Stored data:
● ● ●
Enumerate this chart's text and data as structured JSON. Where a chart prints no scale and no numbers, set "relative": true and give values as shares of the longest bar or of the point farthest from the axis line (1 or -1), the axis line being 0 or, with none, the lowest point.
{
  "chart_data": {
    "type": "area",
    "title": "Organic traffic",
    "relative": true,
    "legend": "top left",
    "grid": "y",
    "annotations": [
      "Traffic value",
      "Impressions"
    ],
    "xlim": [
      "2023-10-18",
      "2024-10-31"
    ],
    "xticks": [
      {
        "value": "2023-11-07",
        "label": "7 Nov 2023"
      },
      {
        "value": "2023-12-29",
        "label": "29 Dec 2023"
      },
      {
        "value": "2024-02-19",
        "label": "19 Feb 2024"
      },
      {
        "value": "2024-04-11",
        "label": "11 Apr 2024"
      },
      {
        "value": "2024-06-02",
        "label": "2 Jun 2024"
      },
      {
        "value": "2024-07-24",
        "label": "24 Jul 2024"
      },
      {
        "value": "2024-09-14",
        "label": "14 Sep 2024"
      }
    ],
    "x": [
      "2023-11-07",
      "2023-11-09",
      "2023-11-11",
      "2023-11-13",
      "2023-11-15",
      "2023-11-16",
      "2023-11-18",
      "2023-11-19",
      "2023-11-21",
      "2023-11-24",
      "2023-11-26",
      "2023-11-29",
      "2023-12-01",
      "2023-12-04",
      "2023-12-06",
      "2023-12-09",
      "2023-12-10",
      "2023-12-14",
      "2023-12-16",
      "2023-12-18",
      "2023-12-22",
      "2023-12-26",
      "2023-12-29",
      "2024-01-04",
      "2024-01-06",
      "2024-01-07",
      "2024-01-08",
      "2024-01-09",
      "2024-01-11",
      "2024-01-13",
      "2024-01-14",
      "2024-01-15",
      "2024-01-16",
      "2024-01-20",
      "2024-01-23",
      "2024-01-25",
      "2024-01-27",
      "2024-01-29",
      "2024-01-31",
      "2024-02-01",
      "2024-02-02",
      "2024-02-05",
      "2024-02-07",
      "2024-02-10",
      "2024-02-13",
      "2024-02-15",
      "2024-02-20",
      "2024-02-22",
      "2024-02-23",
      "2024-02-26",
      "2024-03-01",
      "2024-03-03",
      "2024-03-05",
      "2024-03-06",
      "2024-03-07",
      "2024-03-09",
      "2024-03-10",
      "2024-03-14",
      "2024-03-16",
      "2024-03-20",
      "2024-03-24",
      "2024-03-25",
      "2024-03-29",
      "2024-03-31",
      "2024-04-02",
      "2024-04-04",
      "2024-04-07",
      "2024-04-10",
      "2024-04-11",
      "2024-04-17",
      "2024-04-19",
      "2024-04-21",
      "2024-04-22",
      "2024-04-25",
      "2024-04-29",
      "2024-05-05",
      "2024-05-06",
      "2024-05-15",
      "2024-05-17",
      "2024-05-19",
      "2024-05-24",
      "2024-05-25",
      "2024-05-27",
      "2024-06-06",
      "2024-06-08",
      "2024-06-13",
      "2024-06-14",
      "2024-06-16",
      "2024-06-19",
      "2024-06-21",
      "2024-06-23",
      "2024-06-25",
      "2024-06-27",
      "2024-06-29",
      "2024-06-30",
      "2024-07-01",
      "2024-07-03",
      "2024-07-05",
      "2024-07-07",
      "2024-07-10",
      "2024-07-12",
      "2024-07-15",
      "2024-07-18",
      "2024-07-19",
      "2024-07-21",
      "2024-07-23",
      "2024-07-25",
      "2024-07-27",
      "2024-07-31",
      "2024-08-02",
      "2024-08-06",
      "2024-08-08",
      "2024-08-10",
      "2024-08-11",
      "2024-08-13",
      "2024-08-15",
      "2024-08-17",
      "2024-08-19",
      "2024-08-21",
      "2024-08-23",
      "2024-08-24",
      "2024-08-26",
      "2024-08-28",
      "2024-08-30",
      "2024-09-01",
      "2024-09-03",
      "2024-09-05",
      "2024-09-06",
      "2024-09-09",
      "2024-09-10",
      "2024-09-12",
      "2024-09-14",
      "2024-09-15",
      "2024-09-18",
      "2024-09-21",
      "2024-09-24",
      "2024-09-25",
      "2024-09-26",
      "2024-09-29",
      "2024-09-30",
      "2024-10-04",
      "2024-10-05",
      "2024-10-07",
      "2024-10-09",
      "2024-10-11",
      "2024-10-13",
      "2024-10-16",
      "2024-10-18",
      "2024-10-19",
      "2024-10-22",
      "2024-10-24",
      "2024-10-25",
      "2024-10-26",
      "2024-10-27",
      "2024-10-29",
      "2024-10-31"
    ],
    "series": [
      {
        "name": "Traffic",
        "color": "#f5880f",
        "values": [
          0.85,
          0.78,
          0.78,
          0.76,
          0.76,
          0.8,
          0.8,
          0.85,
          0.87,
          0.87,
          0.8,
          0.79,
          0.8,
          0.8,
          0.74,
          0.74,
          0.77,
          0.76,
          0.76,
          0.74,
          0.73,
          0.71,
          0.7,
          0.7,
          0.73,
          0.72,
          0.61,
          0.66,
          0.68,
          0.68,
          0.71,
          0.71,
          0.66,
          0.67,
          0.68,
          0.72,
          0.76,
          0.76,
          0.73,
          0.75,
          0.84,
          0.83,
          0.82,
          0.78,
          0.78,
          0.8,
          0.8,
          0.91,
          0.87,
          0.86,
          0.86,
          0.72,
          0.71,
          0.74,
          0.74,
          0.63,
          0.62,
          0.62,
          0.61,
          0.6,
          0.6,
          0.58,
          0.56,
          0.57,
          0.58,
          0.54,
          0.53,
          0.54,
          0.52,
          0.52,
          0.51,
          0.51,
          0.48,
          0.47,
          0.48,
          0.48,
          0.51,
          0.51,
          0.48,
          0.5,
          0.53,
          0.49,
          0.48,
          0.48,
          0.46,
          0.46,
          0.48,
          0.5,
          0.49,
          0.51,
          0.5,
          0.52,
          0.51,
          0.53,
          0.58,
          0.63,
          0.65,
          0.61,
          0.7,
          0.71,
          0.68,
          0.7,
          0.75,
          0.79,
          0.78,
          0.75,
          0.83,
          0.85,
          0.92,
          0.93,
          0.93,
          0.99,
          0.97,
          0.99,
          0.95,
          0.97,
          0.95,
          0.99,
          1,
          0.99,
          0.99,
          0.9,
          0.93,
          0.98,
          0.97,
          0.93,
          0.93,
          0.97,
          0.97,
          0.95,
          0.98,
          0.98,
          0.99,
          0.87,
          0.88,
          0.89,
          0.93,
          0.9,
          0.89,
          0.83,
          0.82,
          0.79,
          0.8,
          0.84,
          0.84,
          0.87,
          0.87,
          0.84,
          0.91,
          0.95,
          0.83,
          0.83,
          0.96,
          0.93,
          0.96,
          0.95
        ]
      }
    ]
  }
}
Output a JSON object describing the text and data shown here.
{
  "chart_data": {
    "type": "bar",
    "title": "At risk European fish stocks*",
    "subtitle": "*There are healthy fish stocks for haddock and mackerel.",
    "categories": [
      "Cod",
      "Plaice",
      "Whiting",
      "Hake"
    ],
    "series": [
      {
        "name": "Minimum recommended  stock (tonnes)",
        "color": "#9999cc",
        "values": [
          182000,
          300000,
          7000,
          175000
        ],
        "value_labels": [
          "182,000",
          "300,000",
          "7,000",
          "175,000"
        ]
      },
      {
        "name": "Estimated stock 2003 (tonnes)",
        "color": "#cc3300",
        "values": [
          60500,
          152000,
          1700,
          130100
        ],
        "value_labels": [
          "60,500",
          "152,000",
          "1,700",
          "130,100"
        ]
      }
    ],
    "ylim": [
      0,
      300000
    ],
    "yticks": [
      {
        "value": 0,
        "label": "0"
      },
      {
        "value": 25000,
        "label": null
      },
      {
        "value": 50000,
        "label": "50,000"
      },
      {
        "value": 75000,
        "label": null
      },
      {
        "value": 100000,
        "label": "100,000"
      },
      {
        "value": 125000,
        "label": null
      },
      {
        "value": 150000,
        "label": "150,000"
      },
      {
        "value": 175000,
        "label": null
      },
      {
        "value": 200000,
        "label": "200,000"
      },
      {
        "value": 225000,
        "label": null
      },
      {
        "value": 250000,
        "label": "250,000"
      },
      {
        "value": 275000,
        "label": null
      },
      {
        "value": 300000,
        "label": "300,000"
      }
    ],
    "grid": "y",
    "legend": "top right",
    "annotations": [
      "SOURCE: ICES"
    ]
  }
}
● ● ●
What is needed: State how many lines of the records hold the string "text", and nothing else.

Solution below: 2